Locate each line containing the string "Födelseöverskott" and copy it out.
— begin Supplied entries —
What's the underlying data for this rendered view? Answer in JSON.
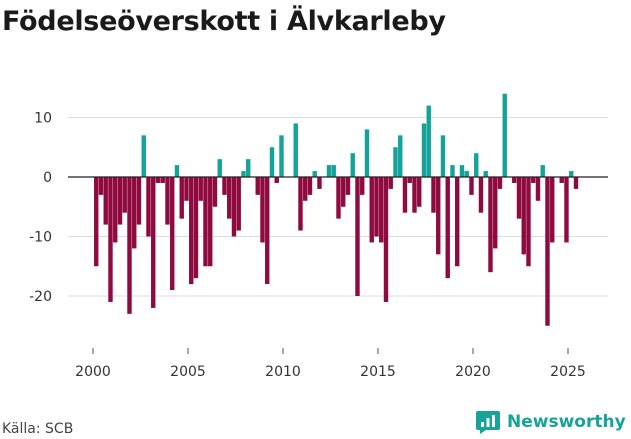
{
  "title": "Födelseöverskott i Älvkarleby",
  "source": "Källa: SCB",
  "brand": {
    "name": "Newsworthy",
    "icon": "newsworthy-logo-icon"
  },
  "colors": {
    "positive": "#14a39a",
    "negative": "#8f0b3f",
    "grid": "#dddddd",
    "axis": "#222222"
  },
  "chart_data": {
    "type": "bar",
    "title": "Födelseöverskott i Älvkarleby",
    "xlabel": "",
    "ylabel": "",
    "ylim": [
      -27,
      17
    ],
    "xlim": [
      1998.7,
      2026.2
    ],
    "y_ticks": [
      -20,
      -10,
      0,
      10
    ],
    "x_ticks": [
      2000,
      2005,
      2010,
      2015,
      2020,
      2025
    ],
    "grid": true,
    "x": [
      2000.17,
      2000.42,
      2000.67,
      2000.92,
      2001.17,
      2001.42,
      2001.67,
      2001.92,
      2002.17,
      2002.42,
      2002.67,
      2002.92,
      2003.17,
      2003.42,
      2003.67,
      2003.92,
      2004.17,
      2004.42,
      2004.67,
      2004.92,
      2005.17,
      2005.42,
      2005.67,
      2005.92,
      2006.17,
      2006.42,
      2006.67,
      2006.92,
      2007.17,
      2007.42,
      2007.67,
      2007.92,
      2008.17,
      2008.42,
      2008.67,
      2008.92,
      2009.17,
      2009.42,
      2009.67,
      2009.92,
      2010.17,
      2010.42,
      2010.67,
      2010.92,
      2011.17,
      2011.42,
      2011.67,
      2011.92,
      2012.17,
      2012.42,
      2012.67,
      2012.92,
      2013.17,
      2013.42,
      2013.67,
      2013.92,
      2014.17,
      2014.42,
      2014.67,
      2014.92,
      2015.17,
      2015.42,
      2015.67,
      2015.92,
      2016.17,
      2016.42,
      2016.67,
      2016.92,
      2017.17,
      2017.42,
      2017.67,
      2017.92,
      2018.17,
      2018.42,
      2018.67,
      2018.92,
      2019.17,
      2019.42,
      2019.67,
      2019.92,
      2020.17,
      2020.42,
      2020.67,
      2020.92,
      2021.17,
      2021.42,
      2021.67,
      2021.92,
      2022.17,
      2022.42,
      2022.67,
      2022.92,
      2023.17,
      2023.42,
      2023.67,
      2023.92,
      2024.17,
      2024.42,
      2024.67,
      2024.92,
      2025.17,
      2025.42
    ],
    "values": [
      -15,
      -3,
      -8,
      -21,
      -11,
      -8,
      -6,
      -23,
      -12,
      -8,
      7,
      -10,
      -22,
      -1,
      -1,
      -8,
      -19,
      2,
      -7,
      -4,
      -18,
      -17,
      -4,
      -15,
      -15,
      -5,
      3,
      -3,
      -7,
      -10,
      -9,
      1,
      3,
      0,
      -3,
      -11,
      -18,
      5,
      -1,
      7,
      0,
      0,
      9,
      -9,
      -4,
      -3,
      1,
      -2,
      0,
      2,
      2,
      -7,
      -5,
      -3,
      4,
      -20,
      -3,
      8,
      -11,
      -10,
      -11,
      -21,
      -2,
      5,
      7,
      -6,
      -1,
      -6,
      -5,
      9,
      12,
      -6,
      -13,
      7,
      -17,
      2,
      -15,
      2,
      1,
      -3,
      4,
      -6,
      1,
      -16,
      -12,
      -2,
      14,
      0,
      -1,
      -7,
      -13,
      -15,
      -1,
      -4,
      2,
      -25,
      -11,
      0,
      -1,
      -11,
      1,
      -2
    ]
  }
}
— end Supplied entries —
— begin Supplied entries —
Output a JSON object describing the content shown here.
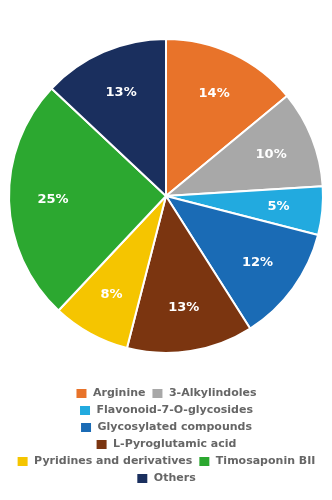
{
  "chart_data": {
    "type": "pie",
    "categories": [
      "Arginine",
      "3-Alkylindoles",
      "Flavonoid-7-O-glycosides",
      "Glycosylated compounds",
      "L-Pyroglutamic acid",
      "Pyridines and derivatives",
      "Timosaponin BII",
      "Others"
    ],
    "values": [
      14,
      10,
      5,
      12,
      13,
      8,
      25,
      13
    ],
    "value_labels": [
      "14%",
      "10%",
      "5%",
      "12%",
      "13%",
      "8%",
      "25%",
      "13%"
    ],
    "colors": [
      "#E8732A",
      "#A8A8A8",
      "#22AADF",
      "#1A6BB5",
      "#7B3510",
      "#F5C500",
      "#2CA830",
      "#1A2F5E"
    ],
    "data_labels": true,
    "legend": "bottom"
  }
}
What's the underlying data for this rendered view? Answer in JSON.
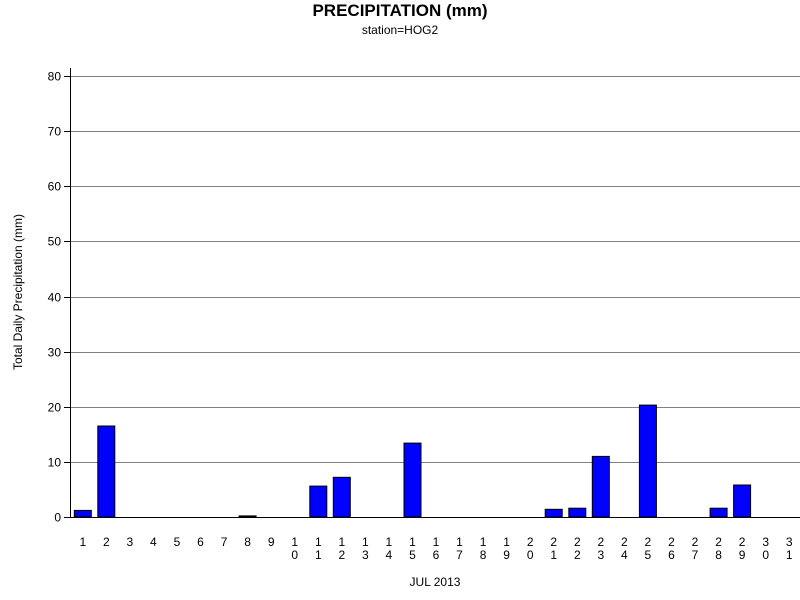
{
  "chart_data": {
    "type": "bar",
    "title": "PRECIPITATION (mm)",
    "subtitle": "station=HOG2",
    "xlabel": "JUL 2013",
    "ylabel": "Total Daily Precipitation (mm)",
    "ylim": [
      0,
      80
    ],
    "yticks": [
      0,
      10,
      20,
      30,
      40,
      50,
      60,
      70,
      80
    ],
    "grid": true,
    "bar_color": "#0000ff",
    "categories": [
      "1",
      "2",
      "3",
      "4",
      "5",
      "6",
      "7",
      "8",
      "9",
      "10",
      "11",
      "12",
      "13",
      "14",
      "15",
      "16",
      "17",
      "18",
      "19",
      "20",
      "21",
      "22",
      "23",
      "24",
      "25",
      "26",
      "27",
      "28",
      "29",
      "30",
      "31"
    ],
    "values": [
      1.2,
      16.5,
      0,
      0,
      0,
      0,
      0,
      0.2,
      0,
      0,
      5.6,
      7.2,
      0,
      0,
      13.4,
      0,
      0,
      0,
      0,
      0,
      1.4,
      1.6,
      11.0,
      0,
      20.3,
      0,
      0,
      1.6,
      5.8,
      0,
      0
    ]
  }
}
— end Supplied entries —
→ **Solution**:
  "title": "Födelseöverskott i Älvkarleby",
    "title": "Födelseöverskott i Älvkarleby",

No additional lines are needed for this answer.